[Stored entries]
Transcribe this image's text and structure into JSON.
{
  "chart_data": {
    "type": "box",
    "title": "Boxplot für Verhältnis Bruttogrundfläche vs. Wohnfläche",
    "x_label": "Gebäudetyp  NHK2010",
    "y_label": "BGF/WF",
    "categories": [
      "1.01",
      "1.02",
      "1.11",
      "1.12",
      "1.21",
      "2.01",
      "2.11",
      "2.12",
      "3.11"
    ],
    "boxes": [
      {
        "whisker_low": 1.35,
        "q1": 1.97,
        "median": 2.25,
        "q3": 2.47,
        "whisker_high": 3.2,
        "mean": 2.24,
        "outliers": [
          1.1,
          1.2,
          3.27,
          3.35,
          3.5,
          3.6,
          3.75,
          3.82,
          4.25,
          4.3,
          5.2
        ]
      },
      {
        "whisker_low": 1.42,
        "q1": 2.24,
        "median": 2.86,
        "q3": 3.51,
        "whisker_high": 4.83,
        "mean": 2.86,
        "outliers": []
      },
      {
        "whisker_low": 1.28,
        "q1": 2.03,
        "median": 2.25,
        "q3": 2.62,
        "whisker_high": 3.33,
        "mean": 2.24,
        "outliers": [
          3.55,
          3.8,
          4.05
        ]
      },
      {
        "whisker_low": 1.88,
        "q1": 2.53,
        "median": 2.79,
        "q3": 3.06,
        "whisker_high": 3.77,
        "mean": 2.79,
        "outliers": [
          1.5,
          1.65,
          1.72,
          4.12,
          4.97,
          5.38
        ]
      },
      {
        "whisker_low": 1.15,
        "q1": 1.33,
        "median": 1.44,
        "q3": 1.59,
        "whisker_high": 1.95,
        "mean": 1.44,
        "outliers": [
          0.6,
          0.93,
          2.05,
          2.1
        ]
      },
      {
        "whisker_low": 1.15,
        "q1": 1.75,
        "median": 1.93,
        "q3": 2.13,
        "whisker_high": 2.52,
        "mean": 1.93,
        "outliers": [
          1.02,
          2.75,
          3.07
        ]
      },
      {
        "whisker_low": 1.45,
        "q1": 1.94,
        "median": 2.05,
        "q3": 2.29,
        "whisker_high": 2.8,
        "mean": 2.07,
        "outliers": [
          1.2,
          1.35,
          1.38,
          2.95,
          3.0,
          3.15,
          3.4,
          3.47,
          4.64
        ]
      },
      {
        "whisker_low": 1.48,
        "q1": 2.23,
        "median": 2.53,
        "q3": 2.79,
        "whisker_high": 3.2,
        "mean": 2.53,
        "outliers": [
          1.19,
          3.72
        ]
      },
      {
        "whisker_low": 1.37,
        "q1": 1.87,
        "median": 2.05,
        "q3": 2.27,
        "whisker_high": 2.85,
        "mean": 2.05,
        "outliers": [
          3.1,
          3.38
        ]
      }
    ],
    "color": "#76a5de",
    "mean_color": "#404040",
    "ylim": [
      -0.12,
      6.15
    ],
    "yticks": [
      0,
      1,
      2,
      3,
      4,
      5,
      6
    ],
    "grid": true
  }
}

> TASK GOAL
Repeat each record exactly. Omit nothing.

> FULL ANSWER
Transcribe this image's text and structure into JSON.
{
  "chart_data": {
    "type": "box",
    "title": "Boxplot für Verhältnis Bruttogrundfläche vs. Wohnfläche",
    "x_label": "Gebäudetyp  NHK2010",
    "y_label": "BGF/WF",
    "categories": [
      "1.01",
      "1.02",
      "1.11",
      "1.12",
      "1.21",
      "2.01",
      "2.11",
      "2.12",
      "3.11"
    ],
    "boxes": [
      {
        "whisker_low": 1.35,
        "q1": 1.97,
        "median": 2.25,
        "q3": 2.47,
        "whisker_high": 3.2,
        "mean": 2.24,
        "outliers": [
          1.1,
          1.2,
          3.27,
          3.35,
          3.5,
          3.6,
          3.75,
          3.82,
          4.25,
          4.3,
          5.2
        ]
      },
      {
        "whisker_low": 1.42,
        "q1": 2.24,
        "median": 2.86,
        "q3": 3.51,
        "whisker_high": 4.83,
        "mean": 2.86,
        "outliers": []
      },
      {
        "whisker_low": 1.28,
        "q1": 2.03,
        "median": 2.25,
        "q3": 2.62,
        "whisker_high": 3.33,
        "mean": 2.24,
        "outliers": [
          3.55,
          3.8,
          4.05
        ]
      },
      {
        "whisker_low": 1.88,
        "q1": 2.53,
        "median": 2.79,
        "q3": 3.06,
        "whisker_high": 3.77,
        "mean": 2.79,
        "outliers": [
          1.5,
          1.65,
          1.72,
          4.12,
          4.97,
          5.38
        ]
      },
      {
        "whisker_low": 1.15,
        "q1": 1.33,
        "median": 1.44,
        "q3": 1.59,
        "whisker_high": 1.95,
        "mean": 1.44,
        "outliers": [
          0.6,
          0.93,
          2.05,
          2.1
        ]
      },
      {
        "whisker_low": 1.15,
        "q1": 1.75,
        "median": 1.93,
        "q3": 2.13,
        "whisker_high": 2.52,
        "mean": 1.93,
        "outliers": [
          1.02,
          2.75,
          3.07
        ]
      },
      {
        "whisker_low": 1.45,
        "q1": 1.94,
        "median": 2.05,
        "q3": 2.29,
        "whisker_high": 2.8,
        "mean": 2.07,
        "outliers": [
          1.2,
          1.35,
          1.38,
          2.95,
          3.0,
          3.15,
          3.4,
          3.47,
          4.64
        ]
      },
      {
        "whisker_low": 1.48,
        "q1": 2.23,
        "median": 2.53,
        "q3": 2.79,
        "whisker_high": 3.2,
        "mean": 2.53,
        "outliers": [
          1.19,
          3.72
        ]
      },
      {
        "whisker_low": 1.37,
        "q1": 1.87,
        "median": 2.05,
        "q3": 2.27,
        "whisker_high": 2.85,
        "mean": 2.05,
        "outliers": [
          3.1,
          3.38
        ]
      }
    ],
    "color": "#76a5de",
    "mean_color": "#404040",
    "ylim": [
      -0.12,
      6.15
    ],
    "yticks": [
      0,
      1,
      2,
      3,
      4,
      5,
      6
    ],
    "grid": true
  }
}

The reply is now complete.